*DOCUMENT TEXT*:
☆ ☆ ☆
2020-11-23 Thread M Chetan Kumar

The IOSM (IPC over Shared Memory) driver is a PCIe host driver implemented
for linux or chrome platform for data exchange over PCIe interface between
Host platform & Intel M.2 Modem. The driver exposes interface conforming to the
MBIM protocol [1]. Any front end application ( eg: Modem Manager) could easily
manage the MBIM interface to enable data communication towards WWAN.

This is the driver we are still working on & below are the known things that
need to be addressed by driver.
1. Usage of completion() inside deinit()
2. Clean-up wrappers around hr_timer
3. Usage of net stats inside driver struct

Kindly request to review and give your suggestions.
☆ ☆ ☆
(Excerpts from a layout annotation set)

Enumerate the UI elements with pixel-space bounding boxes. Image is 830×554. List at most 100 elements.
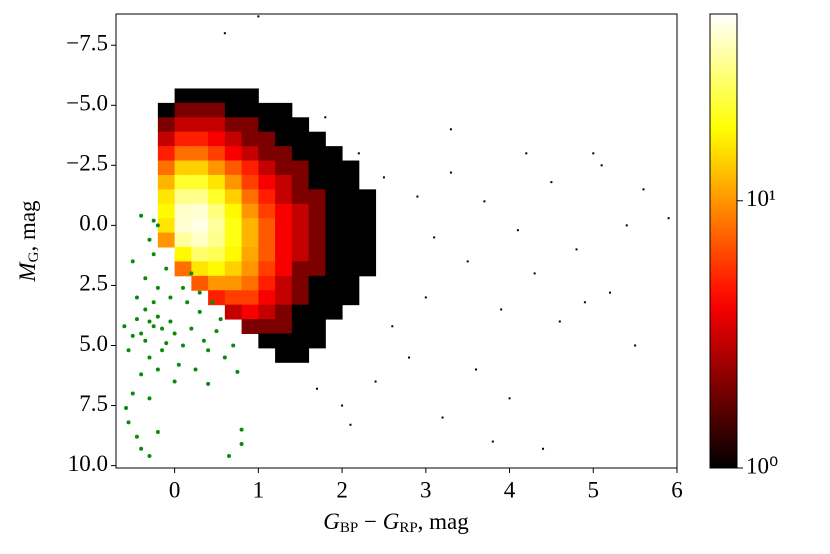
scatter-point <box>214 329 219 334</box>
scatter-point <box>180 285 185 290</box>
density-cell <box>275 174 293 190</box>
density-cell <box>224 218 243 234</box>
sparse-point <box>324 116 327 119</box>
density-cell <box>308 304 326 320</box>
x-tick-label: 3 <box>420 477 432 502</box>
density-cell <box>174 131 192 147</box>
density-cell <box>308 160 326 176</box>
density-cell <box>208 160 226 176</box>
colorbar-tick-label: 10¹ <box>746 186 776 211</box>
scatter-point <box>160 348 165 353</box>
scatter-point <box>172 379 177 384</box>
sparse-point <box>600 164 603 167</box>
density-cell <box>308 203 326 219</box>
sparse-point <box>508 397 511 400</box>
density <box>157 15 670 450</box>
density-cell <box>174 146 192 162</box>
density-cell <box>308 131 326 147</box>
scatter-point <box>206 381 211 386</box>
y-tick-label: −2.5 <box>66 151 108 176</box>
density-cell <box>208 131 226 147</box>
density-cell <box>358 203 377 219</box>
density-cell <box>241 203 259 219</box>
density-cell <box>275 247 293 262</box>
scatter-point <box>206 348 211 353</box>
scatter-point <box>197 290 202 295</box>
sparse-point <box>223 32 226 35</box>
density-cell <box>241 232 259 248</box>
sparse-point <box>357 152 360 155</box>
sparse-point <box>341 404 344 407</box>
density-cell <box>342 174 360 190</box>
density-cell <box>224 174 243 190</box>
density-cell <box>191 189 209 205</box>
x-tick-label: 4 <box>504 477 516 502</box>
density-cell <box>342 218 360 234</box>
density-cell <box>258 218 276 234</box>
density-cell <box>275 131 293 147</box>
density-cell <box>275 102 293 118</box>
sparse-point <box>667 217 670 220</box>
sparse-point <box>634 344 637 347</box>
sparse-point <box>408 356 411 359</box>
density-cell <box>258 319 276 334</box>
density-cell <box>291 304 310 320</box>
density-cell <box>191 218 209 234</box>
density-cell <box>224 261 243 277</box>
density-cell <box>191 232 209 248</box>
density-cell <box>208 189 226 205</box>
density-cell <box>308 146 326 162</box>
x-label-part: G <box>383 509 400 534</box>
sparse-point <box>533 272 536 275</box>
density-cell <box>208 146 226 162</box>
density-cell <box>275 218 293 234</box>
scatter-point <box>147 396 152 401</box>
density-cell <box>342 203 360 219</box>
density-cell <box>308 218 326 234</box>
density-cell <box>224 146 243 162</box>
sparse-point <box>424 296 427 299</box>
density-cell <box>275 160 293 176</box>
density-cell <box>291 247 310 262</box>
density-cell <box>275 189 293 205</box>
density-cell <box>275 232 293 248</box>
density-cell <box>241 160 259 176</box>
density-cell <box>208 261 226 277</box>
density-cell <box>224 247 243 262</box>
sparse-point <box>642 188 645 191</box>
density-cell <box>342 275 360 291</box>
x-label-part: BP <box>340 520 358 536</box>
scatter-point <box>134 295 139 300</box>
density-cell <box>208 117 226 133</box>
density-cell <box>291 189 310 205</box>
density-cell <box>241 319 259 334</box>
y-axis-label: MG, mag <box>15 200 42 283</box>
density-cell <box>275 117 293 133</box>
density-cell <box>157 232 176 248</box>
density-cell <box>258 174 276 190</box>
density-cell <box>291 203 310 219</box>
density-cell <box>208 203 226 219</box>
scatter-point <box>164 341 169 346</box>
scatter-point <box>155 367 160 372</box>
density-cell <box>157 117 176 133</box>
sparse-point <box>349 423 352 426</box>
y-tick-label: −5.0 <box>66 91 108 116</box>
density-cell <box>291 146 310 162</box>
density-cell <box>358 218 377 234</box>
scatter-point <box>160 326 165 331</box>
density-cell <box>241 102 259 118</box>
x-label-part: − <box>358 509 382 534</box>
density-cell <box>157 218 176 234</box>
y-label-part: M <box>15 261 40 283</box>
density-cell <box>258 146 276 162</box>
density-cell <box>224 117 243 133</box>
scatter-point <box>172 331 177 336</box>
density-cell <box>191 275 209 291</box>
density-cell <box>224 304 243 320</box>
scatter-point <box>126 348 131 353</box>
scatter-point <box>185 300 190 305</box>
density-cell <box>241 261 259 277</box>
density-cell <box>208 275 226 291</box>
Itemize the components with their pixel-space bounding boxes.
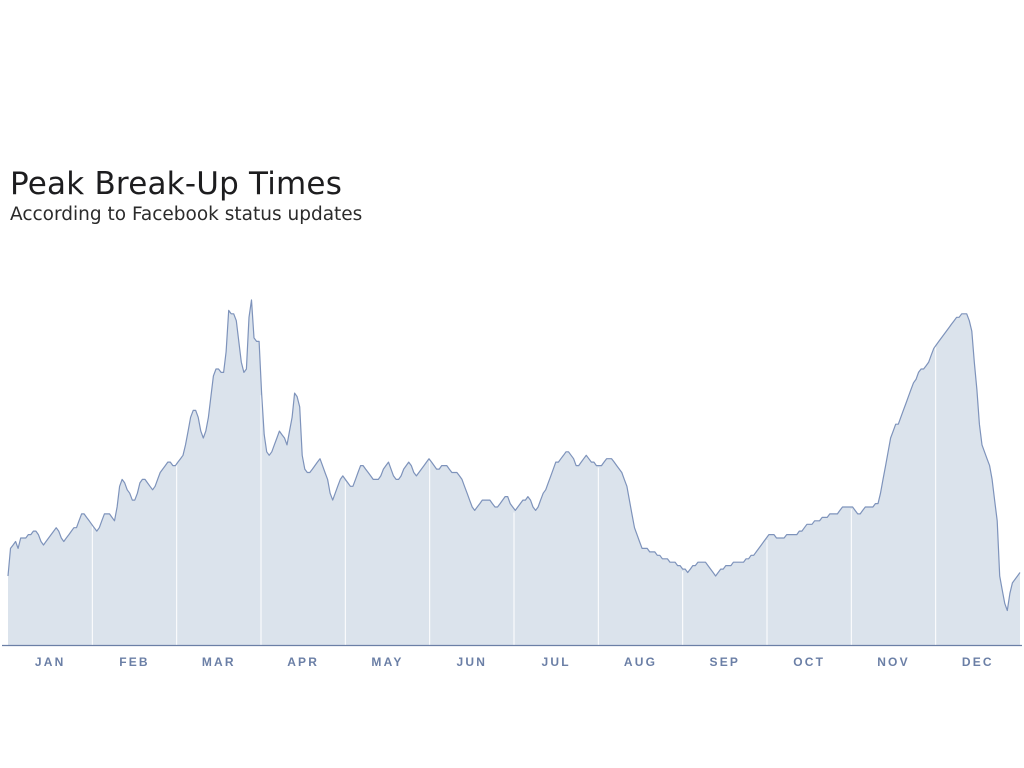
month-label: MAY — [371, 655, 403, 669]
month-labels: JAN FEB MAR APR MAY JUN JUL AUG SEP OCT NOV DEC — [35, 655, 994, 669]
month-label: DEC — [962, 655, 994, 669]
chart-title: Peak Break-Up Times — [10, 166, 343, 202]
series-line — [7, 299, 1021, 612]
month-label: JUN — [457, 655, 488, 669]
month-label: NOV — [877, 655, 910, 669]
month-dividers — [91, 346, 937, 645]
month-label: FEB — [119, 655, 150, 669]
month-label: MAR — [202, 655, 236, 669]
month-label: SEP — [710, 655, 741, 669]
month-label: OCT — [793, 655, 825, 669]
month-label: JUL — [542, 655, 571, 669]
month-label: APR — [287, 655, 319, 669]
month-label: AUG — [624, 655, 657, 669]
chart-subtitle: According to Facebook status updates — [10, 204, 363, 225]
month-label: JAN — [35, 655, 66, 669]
☆ ☆ ☆
*GOALS*:
1. Copy the IOSM driver post word for word, starting with "The IOSM (IPC" and going on through "give your suggestions.".
2. Answer these from the IOSM driver post:
(a) Which protocol does the driver's exposed interface conform to?
(b) Which modem does the driver exchange data with?
(c) What is the second known item the driver still needs to address?
The records have no connection to the IOSM driver post.

*FINAL RESULTS*:
1.
The IOSM (IPC over Shared Memory) driver is a PCIe host driver implemented
for linux or chrome platform for data exchange over PCIe interface between
Host platform & Intel M.2 Modem. The driver exposes interface conforming to the
MBIM protocol [1]. Any front end application ( eg: Modem Manager) could easily
manage the MBIM interface to enable data communication towards WWAN.

This is the driver we are still working on & below are the known things that
need to be addressed by driver.
1. Usage of completion() inside deinit()
2. Clean-up wrappers around hr_timer
3. Usage of net stats inside driver struct

Kindly request to review and give your suggestions.

2.
(a) The MBIM protocol
(b) The Intel M.2 Modem
(c) Clean-up wrappers around hr_timer